Work required: All of the material should be reproduced exactly, with pictures left out.

Recorded data:
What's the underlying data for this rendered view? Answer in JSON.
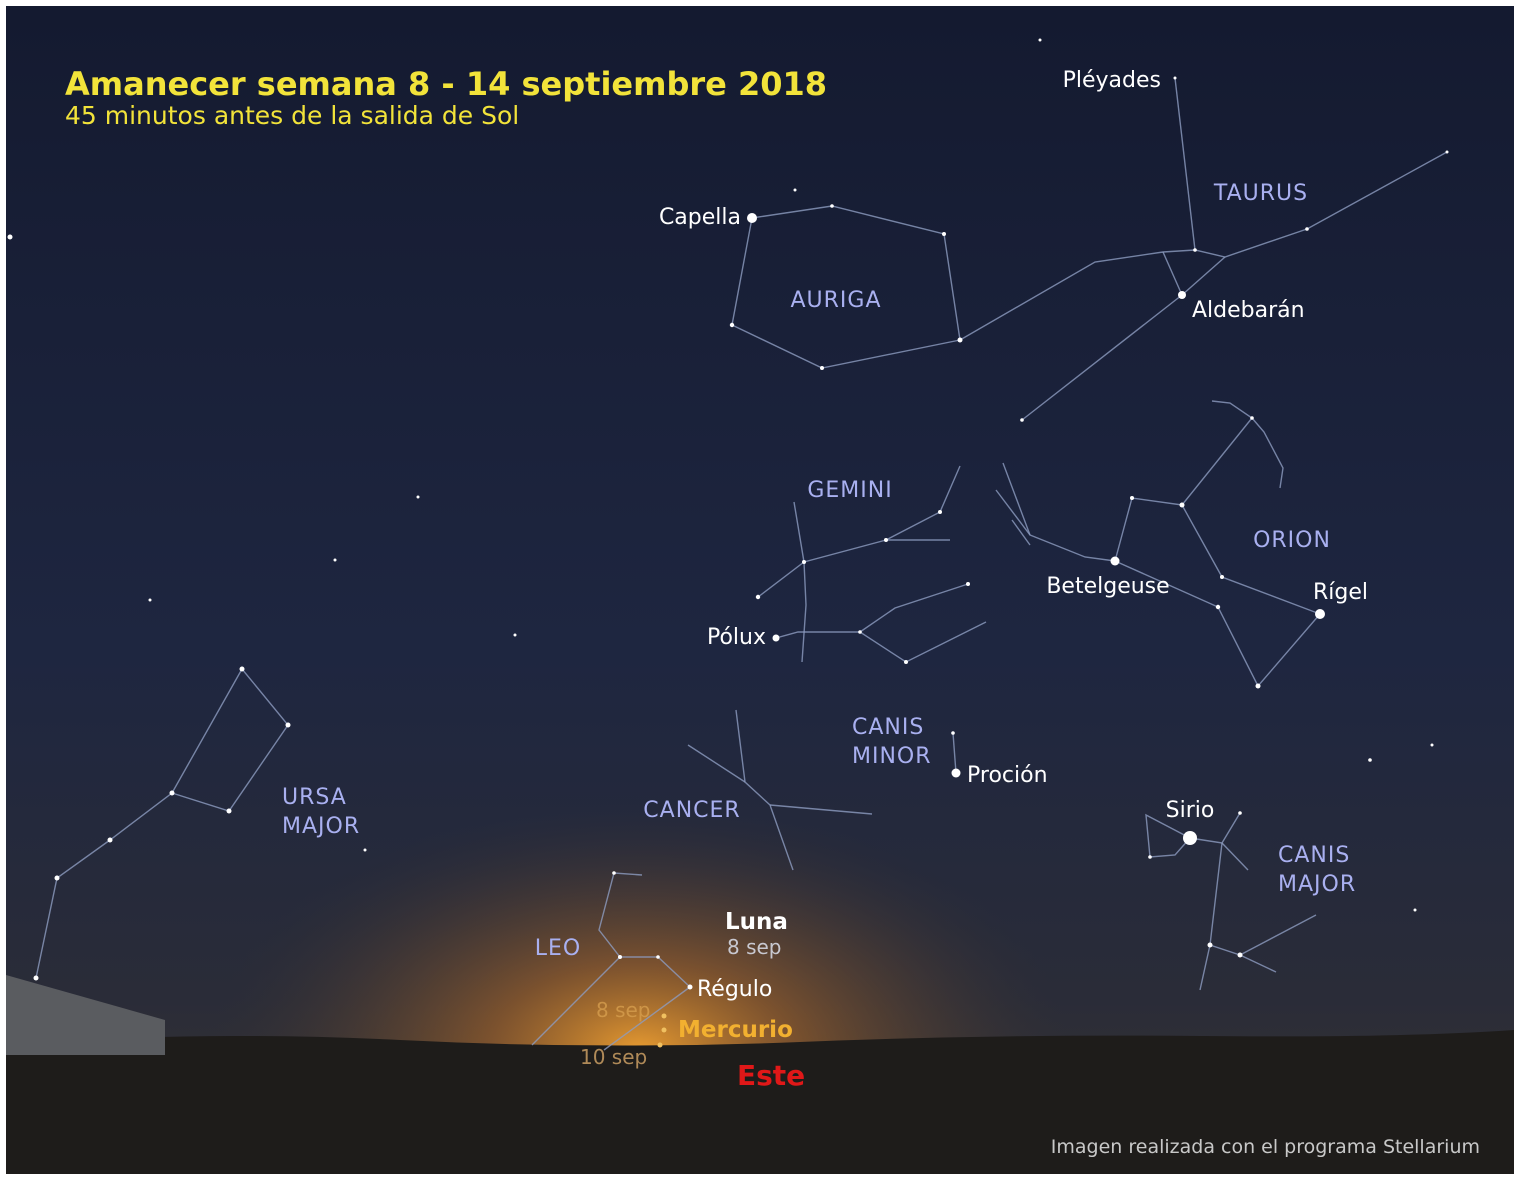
{
  "header": {
    "title": "Amanecer semana 8 - 14 septiembre 2018",
    "subtitle": "45 minutos antes de la salida de Sol"
  },
  "constellations": {
    "auriga": [
      "AURIGA"
    ],
    "taurus": [
      "TAURUS"
    ],
    "gemini": [
      "GEMINI"
    ],
    "orion": [
      "ORION"
    ],
    "canis_minor": [
      "CANIS",
      "MINOR"
    ],
    "cancer": [
      "CANCER"
    ],
    "leo": [
      "LEO"
    ],
    "ursa_major": [
      "URSA",
      "MAJOR"
    ],
    "canis_major": [
      "CANIS",
      "MAJOR"
    ]
  },
  "stars": {
    "capella": "Capella",
    "pleyades": "Pléyades",
    "aldebaran": "Aldebarán",
    "betelgeuse": "Betelgeuse",
    "rigel": "Rígel",
    "polux": "Pólux",
    "procion": "Proción",
    "sirio": "Sirio",
    "regulo": "Régulo"
  },
  "moon": {
    "name": "Luna",
    "date": "8 sep"
  },
  "mercury": {
    "name": "Mercurio",
    "date_start": "8 sep",
    "date_end": "10 sep"
  },
  "direction": "Este",
  "credit": "Imagen realizada con el programa Stellarium"
}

Finished task:
What's the underlying data for this rendered view? Answer in JSON.
{
  "header": {
    "title": "Amanecer semana 8 - 14 septiembre 2018",
    "subtitle": "45 minutos antes de la salida de Sol"
  },
  "constellations": {
    "auriga": [
      "AURIGA"
    ],
    "taurus": [
      "TAURUS"
    ],
    "gemini": [
      "GEMINI"
    ],
    "orion": [
      "ORION"
    ],
    "canis_minor": [
      "CANIS",
      "MINOR"
    ],
    "cancer": [
      "CANCER"
    ],
    "leo": [
      "LEO"
    ],
    "ursa_major": [
      "URSA",
      "MAJOR"
    ],
    "canis_major": [
      "CANIS",
      "MAJOR"
    ]
  },
  "stars": {
    "capella": "Capella",
    "pleyades": "Pléyades",
    "aldebaran": "Aldebarán",
    "betelgeuse": "Betelgeuse",
    "rigel": "Rígel",
    "polux": "Pólux",
    "procion": "Proción",
    "sirio": "Sirio",
    "regulo": "Régulo"
  },
  "moon": {
    "name": "Luna",
    "date": "8 sep"
  },
  "mercury": {
    "name": "Mercurio",
    "date_start": "8 sep",
    "date_end": "10 sep"
  },
  "direction": "Este",
  "credit": "Imagen realizada con el programa Stellarium"
}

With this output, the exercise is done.